Dataset entries
————
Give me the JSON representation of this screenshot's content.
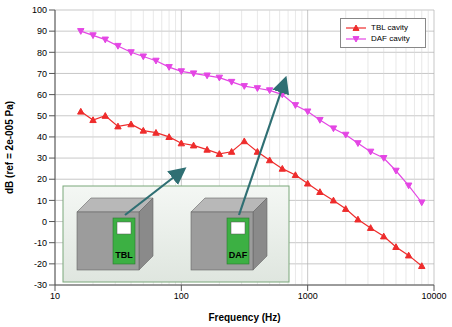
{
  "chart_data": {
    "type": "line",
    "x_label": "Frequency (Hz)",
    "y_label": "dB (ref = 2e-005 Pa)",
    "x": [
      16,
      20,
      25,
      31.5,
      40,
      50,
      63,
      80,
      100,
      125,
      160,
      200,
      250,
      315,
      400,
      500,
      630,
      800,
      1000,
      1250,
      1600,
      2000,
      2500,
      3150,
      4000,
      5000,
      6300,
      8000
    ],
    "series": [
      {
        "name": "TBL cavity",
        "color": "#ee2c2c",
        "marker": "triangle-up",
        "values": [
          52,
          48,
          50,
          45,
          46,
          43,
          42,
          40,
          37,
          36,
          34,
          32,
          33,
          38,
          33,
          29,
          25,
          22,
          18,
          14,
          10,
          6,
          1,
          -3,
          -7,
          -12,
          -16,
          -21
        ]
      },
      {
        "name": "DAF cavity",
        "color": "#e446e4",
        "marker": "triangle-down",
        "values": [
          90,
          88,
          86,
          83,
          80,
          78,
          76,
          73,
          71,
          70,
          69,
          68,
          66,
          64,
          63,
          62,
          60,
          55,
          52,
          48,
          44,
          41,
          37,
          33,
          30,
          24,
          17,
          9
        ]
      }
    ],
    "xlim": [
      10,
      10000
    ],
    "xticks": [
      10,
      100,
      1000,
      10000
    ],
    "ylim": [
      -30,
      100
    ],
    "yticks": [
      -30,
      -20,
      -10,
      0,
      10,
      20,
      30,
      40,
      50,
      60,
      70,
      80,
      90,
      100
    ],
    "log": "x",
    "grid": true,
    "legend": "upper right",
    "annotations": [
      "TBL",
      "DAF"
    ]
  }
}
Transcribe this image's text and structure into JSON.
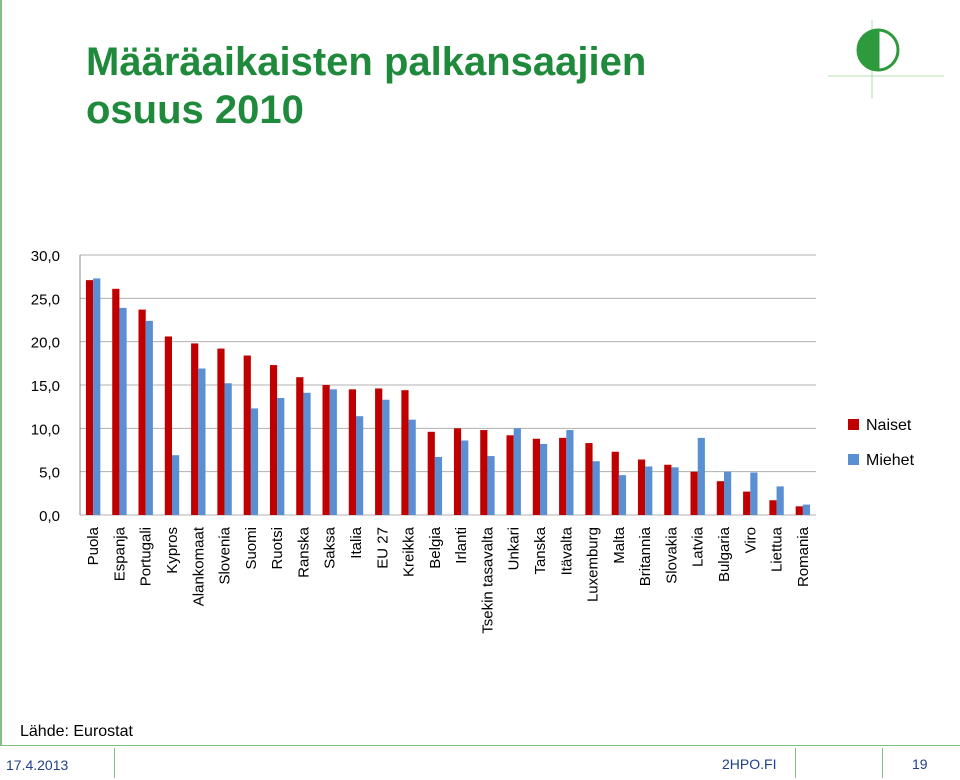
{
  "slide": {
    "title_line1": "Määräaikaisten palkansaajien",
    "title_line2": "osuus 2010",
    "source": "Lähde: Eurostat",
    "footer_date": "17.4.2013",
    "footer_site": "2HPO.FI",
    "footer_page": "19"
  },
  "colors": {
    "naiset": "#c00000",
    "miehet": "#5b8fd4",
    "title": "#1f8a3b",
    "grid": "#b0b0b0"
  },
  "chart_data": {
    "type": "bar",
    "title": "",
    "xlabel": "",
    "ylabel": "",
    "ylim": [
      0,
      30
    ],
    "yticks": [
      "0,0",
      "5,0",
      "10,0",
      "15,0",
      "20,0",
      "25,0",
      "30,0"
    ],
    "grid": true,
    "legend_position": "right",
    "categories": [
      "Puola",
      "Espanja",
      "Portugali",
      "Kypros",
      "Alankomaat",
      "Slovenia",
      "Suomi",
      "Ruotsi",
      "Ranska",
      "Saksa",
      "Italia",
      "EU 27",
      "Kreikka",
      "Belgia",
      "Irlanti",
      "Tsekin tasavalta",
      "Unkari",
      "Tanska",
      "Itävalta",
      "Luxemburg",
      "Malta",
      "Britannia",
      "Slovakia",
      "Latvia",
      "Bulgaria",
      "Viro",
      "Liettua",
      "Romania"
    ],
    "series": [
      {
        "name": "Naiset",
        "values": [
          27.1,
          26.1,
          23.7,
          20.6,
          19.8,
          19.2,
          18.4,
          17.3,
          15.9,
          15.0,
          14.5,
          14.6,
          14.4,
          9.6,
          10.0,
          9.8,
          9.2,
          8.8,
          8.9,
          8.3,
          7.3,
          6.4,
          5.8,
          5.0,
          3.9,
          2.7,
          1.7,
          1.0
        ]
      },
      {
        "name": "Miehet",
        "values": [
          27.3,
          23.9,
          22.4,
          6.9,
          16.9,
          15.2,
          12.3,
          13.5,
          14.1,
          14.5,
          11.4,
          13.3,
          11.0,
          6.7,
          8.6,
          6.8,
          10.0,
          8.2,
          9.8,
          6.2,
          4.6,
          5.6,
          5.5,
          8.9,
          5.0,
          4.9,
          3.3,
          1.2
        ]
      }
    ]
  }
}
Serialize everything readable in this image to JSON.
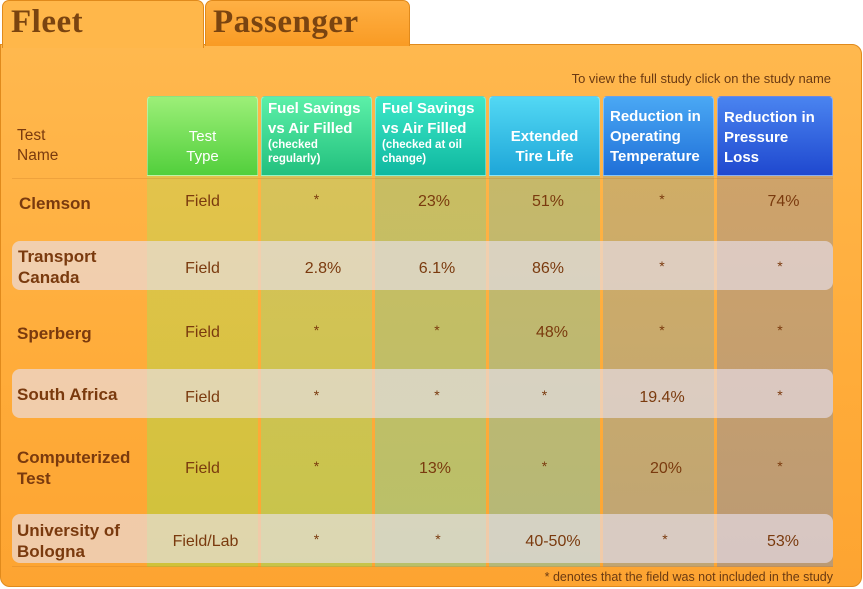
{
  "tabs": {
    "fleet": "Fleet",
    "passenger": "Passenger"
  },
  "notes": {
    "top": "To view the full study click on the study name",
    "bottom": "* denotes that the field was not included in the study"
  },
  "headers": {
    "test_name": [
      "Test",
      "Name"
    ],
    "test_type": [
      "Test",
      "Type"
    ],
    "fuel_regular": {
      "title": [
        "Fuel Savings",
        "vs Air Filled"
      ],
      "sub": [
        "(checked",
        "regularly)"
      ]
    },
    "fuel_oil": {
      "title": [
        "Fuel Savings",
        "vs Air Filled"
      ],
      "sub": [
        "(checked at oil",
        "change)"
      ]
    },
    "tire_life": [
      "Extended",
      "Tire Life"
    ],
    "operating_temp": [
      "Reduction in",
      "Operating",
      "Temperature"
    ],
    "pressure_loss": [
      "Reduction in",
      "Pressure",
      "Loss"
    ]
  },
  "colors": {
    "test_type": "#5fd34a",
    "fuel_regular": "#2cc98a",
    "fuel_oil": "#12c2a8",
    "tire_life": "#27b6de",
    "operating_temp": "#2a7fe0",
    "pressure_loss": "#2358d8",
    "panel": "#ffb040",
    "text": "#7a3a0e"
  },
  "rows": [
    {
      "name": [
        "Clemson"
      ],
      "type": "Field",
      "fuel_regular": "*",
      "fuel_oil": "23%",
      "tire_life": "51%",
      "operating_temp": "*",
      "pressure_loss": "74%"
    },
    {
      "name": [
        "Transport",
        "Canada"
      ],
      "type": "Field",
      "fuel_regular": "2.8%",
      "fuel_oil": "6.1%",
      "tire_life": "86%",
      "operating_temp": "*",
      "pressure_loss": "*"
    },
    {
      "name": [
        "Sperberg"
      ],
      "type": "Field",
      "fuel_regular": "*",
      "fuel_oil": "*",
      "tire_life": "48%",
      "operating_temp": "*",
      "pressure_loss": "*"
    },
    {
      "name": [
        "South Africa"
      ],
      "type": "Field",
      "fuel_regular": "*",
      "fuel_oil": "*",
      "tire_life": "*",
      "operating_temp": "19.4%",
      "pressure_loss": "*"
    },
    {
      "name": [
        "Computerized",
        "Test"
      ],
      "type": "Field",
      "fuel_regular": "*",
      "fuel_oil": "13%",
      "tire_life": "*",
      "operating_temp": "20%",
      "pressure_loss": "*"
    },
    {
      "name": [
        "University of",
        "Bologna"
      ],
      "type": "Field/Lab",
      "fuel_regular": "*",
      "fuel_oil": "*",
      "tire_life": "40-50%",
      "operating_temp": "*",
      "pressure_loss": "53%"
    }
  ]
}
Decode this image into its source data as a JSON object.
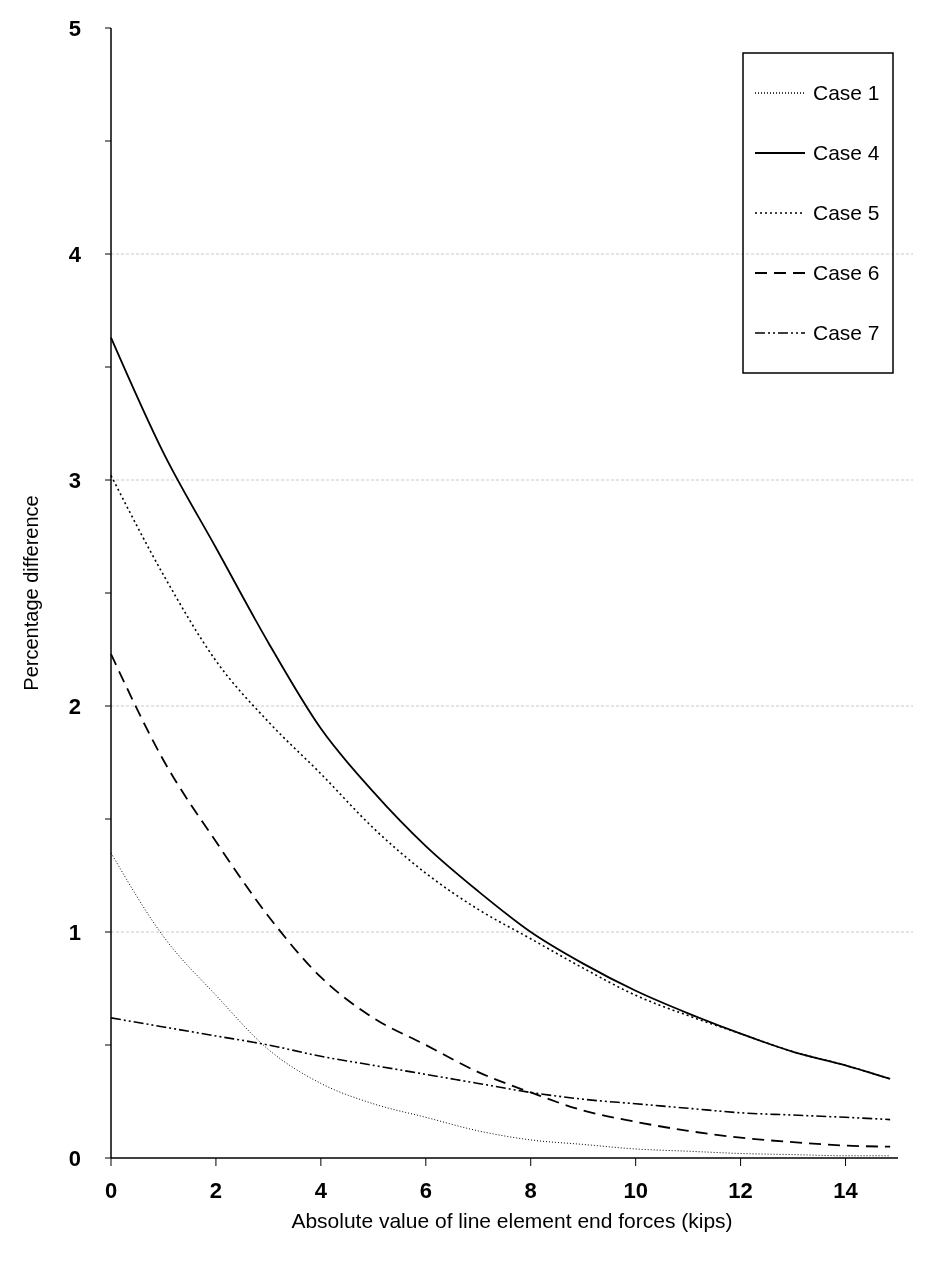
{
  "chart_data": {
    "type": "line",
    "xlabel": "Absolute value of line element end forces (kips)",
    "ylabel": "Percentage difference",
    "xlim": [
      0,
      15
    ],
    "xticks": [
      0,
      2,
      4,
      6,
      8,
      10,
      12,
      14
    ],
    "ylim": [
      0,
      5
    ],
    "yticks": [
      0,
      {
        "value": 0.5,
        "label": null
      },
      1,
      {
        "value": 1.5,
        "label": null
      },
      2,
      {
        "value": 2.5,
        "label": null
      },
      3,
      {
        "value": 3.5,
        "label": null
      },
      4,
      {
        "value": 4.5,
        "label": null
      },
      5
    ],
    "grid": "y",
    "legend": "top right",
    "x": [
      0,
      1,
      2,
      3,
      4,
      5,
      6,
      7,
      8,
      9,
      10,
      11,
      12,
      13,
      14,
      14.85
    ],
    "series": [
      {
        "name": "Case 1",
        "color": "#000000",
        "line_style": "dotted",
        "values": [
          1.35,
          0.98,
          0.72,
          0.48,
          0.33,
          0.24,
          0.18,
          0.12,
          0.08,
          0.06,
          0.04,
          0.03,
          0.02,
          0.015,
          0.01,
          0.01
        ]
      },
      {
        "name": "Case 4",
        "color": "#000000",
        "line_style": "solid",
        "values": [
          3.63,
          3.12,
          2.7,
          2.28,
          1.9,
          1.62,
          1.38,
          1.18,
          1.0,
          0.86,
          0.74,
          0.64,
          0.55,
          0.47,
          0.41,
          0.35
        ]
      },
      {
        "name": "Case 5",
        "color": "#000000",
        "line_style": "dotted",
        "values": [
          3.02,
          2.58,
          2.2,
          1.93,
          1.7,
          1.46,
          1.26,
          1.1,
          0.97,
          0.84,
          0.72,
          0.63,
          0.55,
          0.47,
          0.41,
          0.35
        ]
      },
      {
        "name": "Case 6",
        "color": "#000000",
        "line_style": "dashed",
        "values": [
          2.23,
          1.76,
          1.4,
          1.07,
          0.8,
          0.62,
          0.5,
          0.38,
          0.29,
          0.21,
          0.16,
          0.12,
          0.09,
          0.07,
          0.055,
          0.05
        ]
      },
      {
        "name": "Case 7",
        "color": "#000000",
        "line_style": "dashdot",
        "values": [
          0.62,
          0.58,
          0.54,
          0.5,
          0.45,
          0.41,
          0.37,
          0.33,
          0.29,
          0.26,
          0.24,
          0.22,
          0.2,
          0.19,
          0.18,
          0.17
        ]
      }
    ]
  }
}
————
Your instructions
Find the lines holding "JSON" and list every one.

Correct answer
Give me the JSON representation of this screenshot's content.
Transcribe this image's text and structure into JSON.
Serialize everything readable in this image to JSON.
Decode this image into its source data as a JSON object.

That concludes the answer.